(Extracted data entries)
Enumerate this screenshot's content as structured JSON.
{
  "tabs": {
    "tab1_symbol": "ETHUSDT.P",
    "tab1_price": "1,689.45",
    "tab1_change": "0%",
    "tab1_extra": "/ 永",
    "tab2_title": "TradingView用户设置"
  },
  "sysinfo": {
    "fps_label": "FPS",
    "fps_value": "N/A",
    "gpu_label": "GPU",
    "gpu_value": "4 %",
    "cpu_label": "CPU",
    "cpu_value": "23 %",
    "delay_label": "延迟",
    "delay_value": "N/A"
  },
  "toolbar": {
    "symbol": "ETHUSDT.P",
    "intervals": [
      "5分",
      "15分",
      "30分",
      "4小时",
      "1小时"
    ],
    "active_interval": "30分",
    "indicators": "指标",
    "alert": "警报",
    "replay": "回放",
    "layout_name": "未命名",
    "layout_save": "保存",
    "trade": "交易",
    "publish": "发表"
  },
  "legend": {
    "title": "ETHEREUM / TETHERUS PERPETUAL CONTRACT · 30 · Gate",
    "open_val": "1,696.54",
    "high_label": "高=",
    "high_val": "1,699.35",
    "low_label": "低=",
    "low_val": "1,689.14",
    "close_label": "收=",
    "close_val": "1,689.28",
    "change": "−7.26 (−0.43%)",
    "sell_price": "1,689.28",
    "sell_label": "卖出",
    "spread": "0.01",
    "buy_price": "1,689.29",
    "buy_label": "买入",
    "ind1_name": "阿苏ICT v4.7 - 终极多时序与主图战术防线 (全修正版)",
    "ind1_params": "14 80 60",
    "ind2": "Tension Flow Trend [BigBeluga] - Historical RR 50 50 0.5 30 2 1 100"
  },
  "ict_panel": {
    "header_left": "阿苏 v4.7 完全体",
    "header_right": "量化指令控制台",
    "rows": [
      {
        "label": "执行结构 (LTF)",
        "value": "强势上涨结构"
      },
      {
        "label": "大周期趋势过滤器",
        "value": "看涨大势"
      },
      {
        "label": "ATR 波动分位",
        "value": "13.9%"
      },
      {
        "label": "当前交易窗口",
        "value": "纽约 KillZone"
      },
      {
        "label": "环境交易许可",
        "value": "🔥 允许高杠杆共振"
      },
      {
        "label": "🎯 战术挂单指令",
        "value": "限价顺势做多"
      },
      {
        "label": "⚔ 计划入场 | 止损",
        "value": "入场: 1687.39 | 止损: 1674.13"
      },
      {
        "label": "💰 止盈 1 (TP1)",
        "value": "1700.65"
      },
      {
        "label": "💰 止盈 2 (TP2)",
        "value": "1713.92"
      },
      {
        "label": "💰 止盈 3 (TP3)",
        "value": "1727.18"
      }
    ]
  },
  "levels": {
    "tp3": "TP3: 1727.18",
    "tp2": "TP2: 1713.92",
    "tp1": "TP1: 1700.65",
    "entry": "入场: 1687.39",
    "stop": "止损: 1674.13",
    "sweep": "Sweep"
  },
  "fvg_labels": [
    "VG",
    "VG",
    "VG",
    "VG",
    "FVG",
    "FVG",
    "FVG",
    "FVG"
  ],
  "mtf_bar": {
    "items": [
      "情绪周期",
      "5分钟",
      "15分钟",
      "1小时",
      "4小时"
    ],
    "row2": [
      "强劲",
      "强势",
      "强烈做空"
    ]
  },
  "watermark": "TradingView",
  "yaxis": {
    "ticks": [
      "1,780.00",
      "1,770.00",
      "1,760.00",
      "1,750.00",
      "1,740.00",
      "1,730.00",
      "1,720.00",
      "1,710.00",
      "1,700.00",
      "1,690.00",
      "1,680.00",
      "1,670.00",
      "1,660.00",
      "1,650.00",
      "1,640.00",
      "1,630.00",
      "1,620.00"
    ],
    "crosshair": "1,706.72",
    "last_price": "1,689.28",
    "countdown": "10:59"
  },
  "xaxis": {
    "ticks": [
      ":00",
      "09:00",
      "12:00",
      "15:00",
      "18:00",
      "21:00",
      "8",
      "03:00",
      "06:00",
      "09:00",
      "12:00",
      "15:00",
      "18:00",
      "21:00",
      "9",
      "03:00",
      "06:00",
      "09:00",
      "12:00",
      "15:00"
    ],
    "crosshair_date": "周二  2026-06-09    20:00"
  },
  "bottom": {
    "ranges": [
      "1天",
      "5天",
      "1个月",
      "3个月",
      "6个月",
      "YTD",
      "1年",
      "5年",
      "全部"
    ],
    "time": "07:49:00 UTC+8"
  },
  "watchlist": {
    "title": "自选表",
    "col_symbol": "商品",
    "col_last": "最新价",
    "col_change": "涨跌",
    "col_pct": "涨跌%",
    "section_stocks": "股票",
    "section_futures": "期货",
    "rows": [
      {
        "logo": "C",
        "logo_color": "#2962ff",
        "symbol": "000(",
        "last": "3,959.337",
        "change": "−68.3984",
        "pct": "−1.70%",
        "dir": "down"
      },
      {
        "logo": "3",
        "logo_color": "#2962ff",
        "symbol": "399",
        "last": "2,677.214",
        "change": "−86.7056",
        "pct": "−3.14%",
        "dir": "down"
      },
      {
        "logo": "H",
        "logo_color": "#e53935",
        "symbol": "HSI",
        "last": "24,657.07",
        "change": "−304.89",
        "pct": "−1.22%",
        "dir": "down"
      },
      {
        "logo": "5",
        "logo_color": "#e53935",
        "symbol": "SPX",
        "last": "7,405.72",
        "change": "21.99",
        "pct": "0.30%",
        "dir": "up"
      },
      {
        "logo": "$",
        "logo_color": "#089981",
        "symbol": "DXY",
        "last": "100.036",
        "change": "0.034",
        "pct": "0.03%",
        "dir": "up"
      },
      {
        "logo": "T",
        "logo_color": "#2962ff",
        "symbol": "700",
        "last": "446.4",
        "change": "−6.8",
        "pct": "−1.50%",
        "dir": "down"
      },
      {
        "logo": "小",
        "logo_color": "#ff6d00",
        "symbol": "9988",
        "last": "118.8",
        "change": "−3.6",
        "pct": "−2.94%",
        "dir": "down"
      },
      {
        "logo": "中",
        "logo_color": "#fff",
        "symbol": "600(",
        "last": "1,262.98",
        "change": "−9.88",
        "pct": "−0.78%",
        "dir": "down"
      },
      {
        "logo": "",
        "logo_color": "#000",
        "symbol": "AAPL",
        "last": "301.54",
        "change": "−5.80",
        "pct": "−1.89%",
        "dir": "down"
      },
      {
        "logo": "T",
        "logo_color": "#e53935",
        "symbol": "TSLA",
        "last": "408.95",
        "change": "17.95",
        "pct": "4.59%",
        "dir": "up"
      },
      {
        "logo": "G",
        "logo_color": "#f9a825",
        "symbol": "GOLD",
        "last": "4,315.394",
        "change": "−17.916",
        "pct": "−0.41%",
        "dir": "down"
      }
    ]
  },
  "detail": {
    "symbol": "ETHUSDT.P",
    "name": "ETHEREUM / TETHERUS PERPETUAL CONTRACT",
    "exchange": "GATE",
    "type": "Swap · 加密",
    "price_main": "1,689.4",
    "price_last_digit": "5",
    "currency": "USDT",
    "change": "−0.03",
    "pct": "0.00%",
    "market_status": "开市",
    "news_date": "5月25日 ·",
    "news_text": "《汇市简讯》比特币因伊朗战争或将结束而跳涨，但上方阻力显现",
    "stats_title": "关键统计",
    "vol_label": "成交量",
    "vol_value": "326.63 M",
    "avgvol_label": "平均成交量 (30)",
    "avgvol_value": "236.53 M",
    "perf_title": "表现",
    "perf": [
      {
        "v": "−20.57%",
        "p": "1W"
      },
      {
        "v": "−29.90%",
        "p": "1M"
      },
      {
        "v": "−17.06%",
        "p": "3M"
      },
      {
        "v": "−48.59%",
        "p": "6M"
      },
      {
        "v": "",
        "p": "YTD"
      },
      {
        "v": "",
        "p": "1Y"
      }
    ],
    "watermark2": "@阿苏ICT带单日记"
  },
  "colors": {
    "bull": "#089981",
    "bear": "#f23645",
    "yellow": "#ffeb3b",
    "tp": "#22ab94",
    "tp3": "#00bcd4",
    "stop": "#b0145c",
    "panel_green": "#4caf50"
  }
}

● What is asked
Gather each line of the listing that holds the string "CONTRACT".

● Exercise answer
    "title": "ETHEREUM / TETHERUS PERPETUAL CONTRACT · 30 · Gate",
    "name": "ETHEREUM / TETHERUS PERPETUAL CONTRACT",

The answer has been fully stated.